#### [TO DO]
Give the number of lines that hold the string "least". Nothing else is needed.

#### [LISTED ENTRIES]
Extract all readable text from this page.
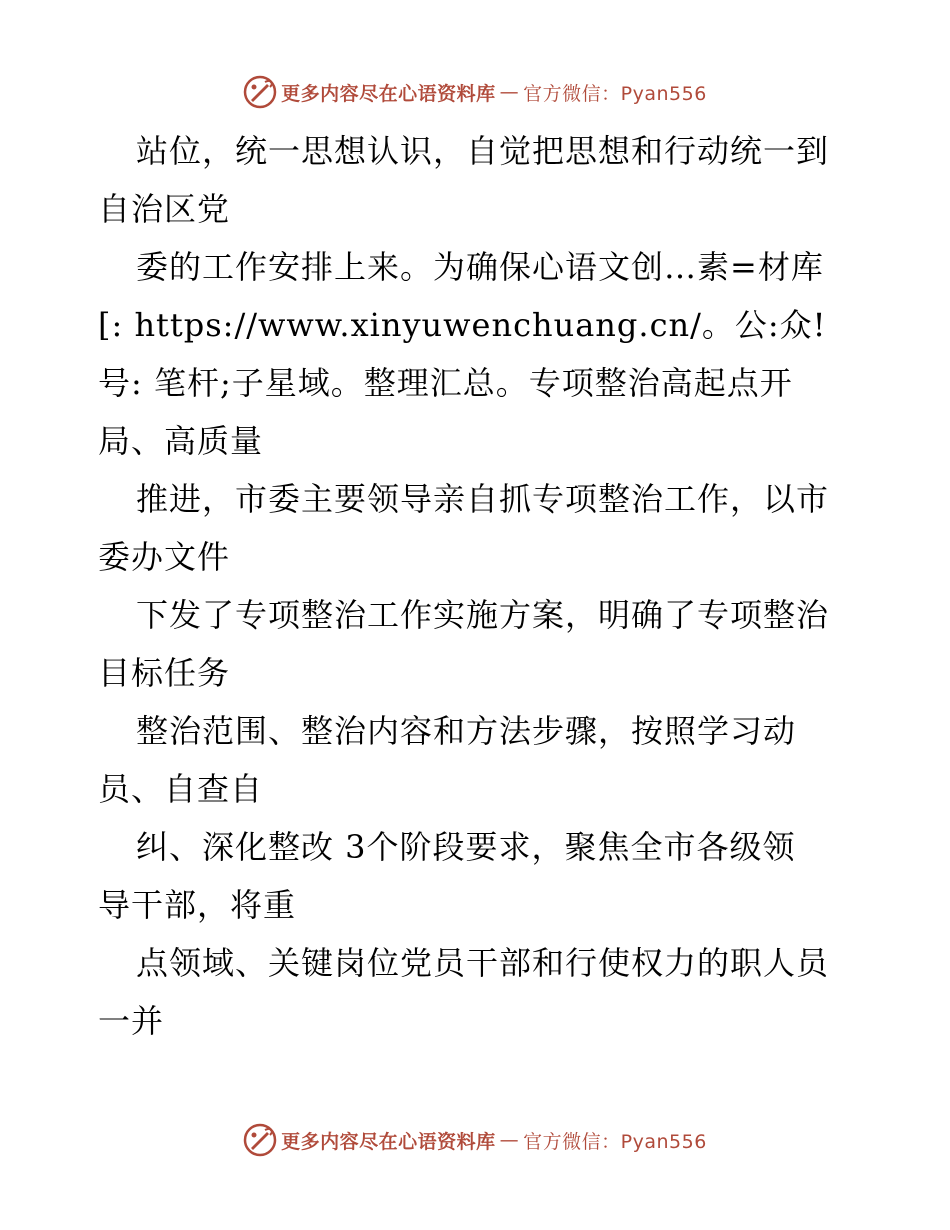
更多内容尽在心语资料库 — 官方微信：Pyan556
站位，统一思想认识，自觉把思想和行动统一到
自治区党
委的工作安排上来。为确保心语文创…素=材库
[: https://www.xinyuwenchuang.cn/。公:众!
号: 笔杆;子星域。整理汇总。专项整治高起点开
局、高质量
推进，市委主要领导亲自抓专项整治工作，以市
委办文件
下发了专项整治工作实施方案，明确了专项整治
目标任务
整治范围、整治内容和方法步骤，按照学习动
员、自查自
纠、深化整改 3个阶段要求，聚焦全市各级领
导干部，将重
点领域、关键岗位党员干部和行使权力的职人员
一并
更多内容尽在心语资料库 — 官方微信：Pyan556
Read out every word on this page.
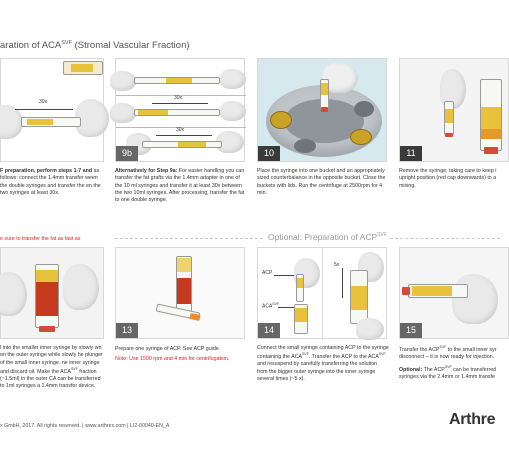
aration of $ACA^{SVF}$ (Stromal Vascular Fraction)
30x
F preparation, perform steps 1-7 and as follows: connect the 1.4mm transfer ween the double syringes and transfer the en the two syringes at least 30x.
e sure to transfer the fat as fast as
30x
30x
9b
Alternatively for Step 9a: For easier handling you can transfer the fat grafts via the 1.4mm adapter in one of the 10 ml syringes and transfer it at least 30x between the two 10ml syringes. After processing, transfer the fat to one double syringe.
10
Place the syringe into one bucket and an appropriately sized counterbalance in the opposite bucket. Close the buckets with lids. Run the centrifuge at 2500rpm for 4 min.
11
Remove the syringe, taking care to keep i upright position (red cap downwards) to a mixing.
Optional: Preparation of $ACP^{SVF}$
l into the smaller inner syringe by slowly wn on the outer syringe while slowly he plunger of the small inner syringe. ne inner syringe and discard oil. Make the $ACA^{SVF}$ fraction (~1.5ml) in the outer CA can be transferred to 1ml syringes a 1.4mm transfer device.
13
Prepare one syringe of ACP. See ACP guide.
Note: Use 1500 rpm and 4 min for centrifugation.
ACP
$ACA^{SVF}$
5x
14
Connect the small syringe containing ACP to the syringe containing the $ACA^{SVF}$. Transfer the ACP to the $ACA^{SVF}$ and resuspend by carefully transferring the solution from the bigger outer syringe into the inner syringe several times (~5 x).
15
Transfer the $ACP^{SVF}$ to the small inner syr disconnect – it is now ready for injection.
Optional: The $ACP^{SVF}$ can be transferred syringes via the 2.4mm or 1.4mm transfe
x GmbH, 2017. All rights reserved. | www.arthrex.com | LI2-00040-EN_A	Arthre
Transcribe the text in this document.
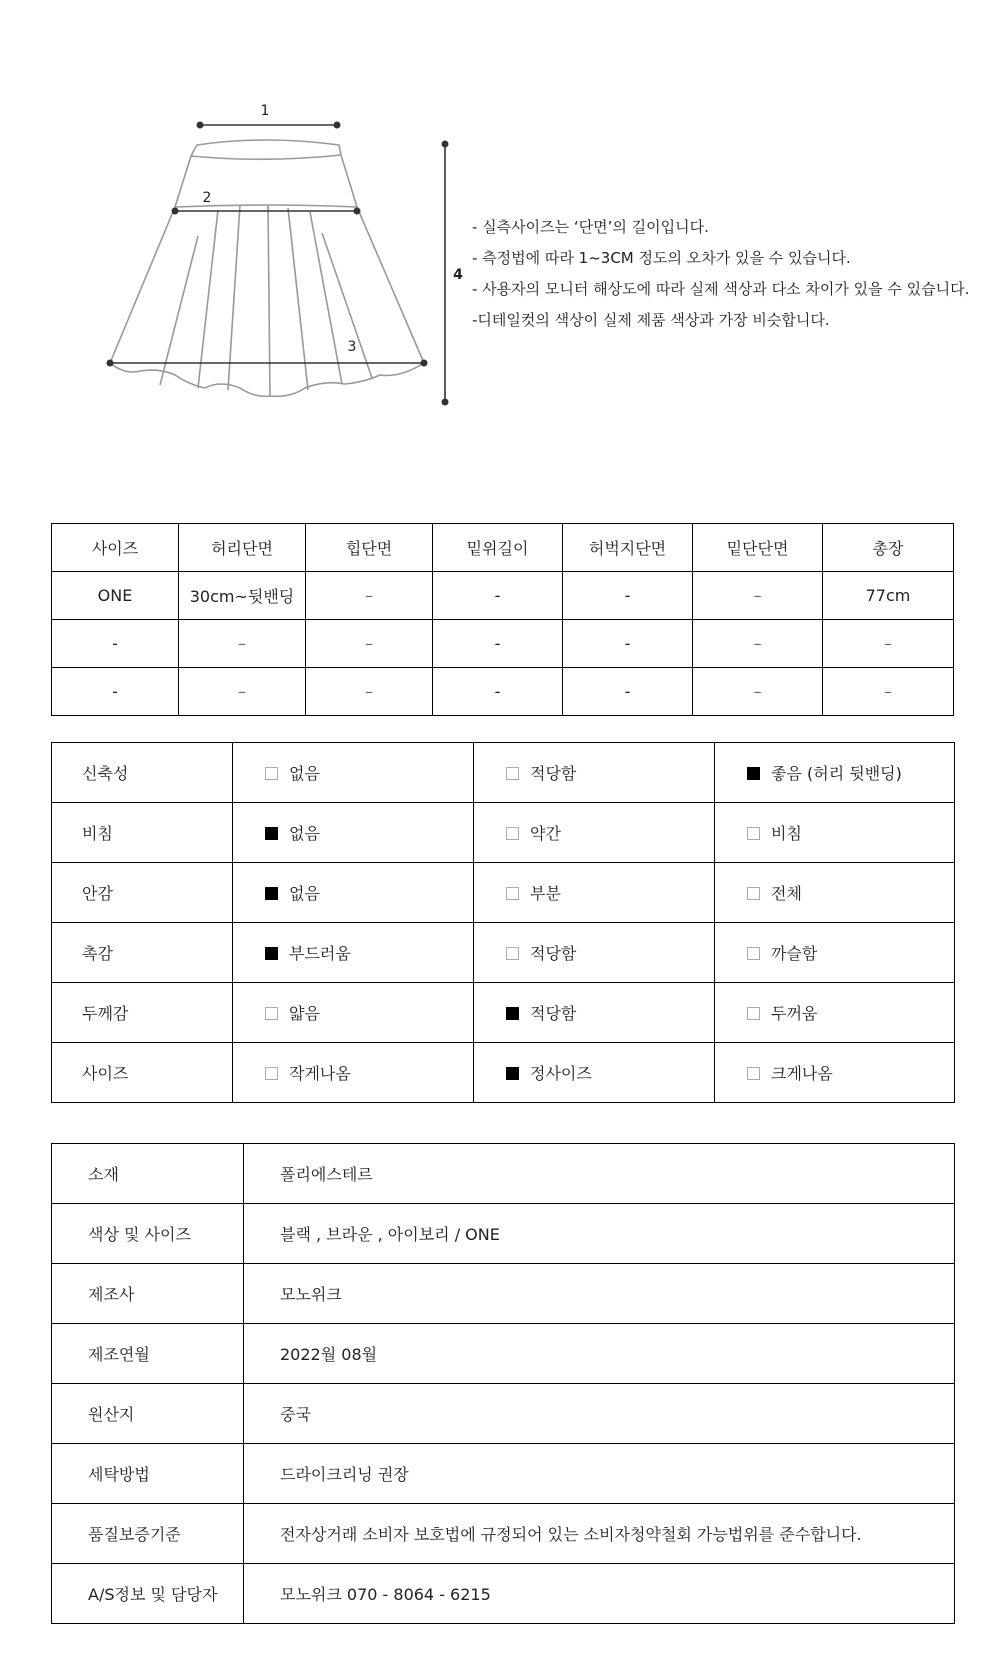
1
2
3
4
- 실측사이즈는 ‘단면’의 길이입니다.
- 측정법에 따라 1~3CM 정도의 오차가 있을 수 있습니다.
- 사용자의 모니터 해상도에 따라 실제 색상과 다소 차이가 있을 수 있습니다.
-디테일컷의 색상이 실제 제품 색상과 가장 비슷합니다.
사이즈	허리단면	힙단면	밑위길이	허벅지단면	밑단단면	총장
ONE	30cm~뒷밴딩	–	-	-	–	77cm
-	–	–	-	-	–	–
-	–	–	-	-	–	–
신축성	없음	적당함	좋음 (허리 뒷밴딩)
비침	없음	약간	비침
안감	없음	부분	전체
촉감	부드러움	적당함	까슬함
두께감	얇음	적당함	두꺼움
사이즈	작게나옴	정사이즈	크게나옴
소재	폴리에스테르
색상 및 사이즈	블랙 , 브라운 , 아이보리 / ONE
제조사	모노위크
제조연월	2022월 08월
원산지	중국
세탁방법	드라이크리닝 권장
품질보증기준	전자상거래 소비자 보호법에 규정되어 있는 소비자청약철회 가능법위를 준수합니다.
A/S정보 및 담당자	모노위크 070 - 8064 - 6215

#### [TASK ANSWER]
2